[Dataset records]

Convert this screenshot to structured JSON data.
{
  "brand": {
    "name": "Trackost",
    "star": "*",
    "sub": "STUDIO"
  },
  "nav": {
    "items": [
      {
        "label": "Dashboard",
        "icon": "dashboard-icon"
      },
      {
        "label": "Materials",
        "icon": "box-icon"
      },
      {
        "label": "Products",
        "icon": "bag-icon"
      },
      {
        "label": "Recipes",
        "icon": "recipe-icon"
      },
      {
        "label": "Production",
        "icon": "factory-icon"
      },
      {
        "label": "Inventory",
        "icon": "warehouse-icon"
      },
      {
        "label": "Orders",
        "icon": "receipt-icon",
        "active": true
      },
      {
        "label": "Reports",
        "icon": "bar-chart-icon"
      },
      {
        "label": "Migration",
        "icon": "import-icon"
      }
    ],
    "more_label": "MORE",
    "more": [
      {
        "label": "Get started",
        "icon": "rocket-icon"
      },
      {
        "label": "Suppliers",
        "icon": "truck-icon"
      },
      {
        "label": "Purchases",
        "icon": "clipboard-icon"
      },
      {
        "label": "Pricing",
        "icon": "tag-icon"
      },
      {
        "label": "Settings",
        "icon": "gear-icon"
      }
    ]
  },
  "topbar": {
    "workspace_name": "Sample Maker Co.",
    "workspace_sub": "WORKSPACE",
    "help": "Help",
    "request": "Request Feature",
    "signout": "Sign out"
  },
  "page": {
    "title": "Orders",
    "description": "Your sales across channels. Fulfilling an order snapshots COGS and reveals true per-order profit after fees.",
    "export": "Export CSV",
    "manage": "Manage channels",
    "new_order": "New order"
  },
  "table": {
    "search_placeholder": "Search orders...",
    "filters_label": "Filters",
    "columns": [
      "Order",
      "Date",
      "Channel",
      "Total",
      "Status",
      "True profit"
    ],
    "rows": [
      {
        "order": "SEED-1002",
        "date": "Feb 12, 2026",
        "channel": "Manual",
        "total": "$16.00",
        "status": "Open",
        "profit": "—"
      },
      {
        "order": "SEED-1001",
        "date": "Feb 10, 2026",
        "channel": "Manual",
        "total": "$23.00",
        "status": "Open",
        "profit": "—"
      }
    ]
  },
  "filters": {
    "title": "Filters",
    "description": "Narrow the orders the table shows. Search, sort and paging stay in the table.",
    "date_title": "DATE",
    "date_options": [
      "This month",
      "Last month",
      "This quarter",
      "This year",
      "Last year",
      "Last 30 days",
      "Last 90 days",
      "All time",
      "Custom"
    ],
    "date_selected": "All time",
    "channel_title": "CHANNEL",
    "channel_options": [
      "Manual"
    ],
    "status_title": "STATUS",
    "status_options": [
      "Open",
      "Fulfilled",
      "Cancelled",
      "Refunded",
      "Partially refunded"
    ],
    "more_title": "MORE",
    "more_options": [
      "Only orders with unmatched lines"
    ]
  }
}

» The problem:
Lines in the records that hold the word "Last" are to be counted; give only the total.

» Written answer:
4